§ Exercise
Scan the entries below and count the lines holding the string "Robert". Supply only the number.

Stored entries
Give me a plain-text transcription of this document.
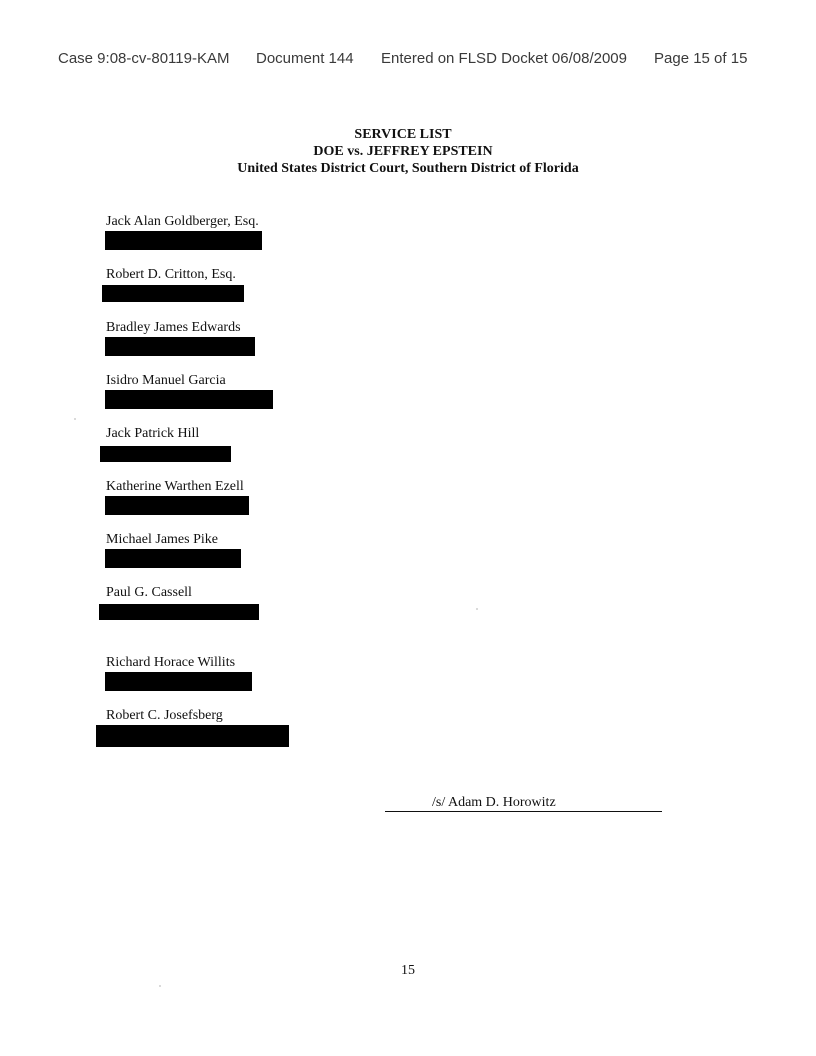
Case 9:08-cv-80119-KAM Document 144 Entered on FLSD Docket 06/08/2009 Page 15 of 15
SERVICE LIST
DOE vs. JEFFREY EPSTEIN
United States District Court, Southern District of Florida
Jack Alan Goldberger, Esq.
Robert D. Critton, Esq.
Bradley James Edwards
Isidro Manuel Garcia
Jack Patrick Hill
Katherine Warthen Ezell
Michael James Pike
Paul G. Cassell
Richard Horace Willits
Robert C. Josefsberg
/s/ Adam D. Horowitz
15
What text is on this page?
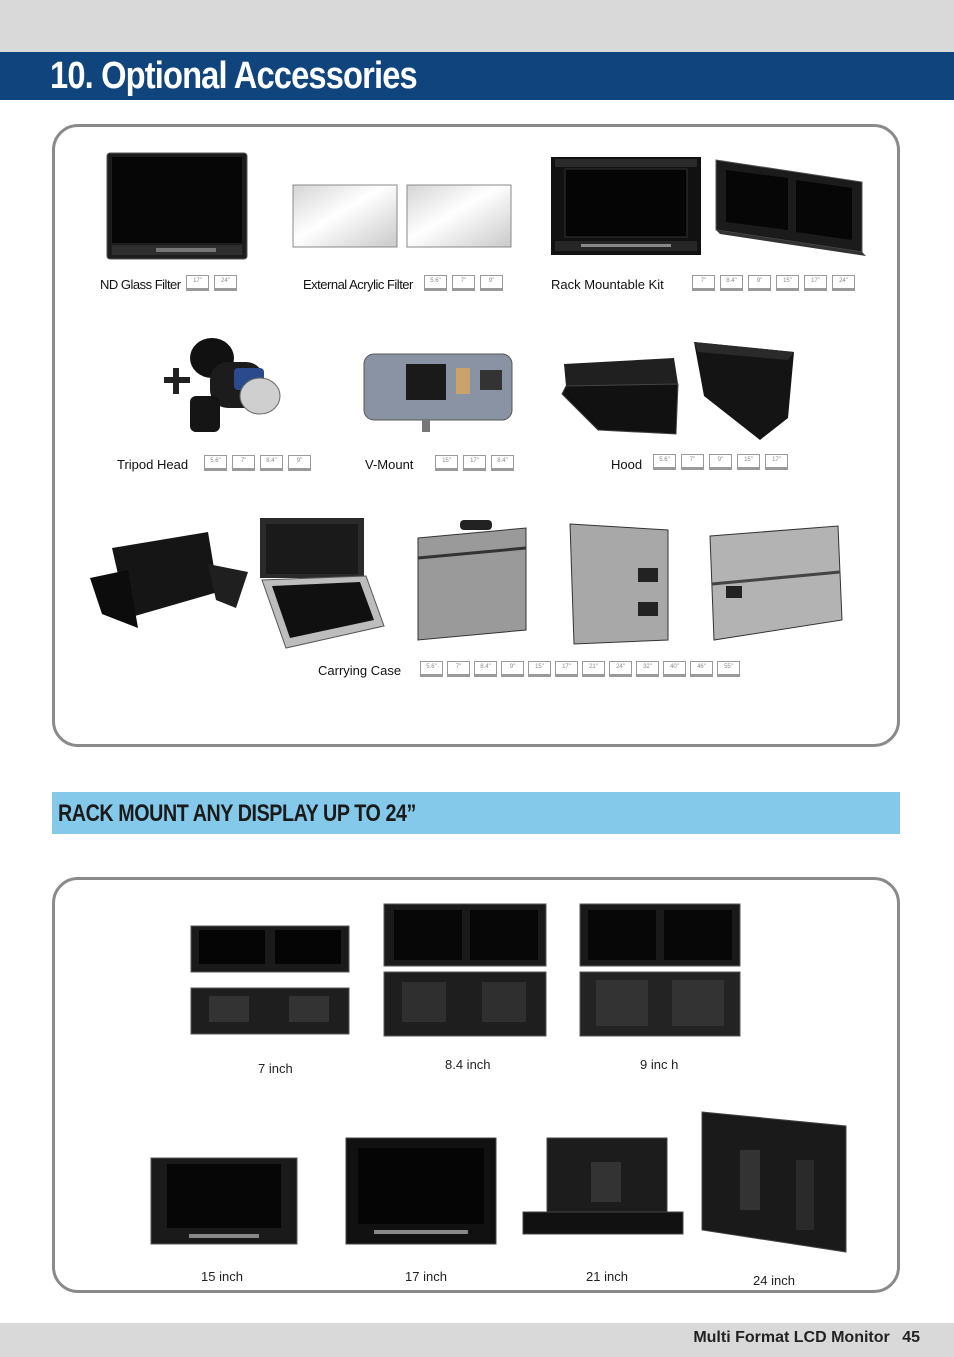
10. Optional Accessories
ND Glass Filter	17"	24"	External Acrylic Filter	5.6"	7"	9"	Rack Mountable Kit	7"	8.4"	9"	15"	17"	24"
Tripod Head	5.6"	7"	8.4"	9"	V-Mount	15"	17"	8.4"	Hood	5.6"	7"	9"	15"	17"
Carrying Case	5.6"	7"	8.4"	9"	15"	17"	21"	24"	32"	40"	46"	55"
RACK MOUNT ANY DISPLAY UP TO 24”
7 inch	8.4 inch	9 inc h
15 inch	17 inch	21 inch	24 inch
Multi Format LCD Monitor 45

§ Written answer
2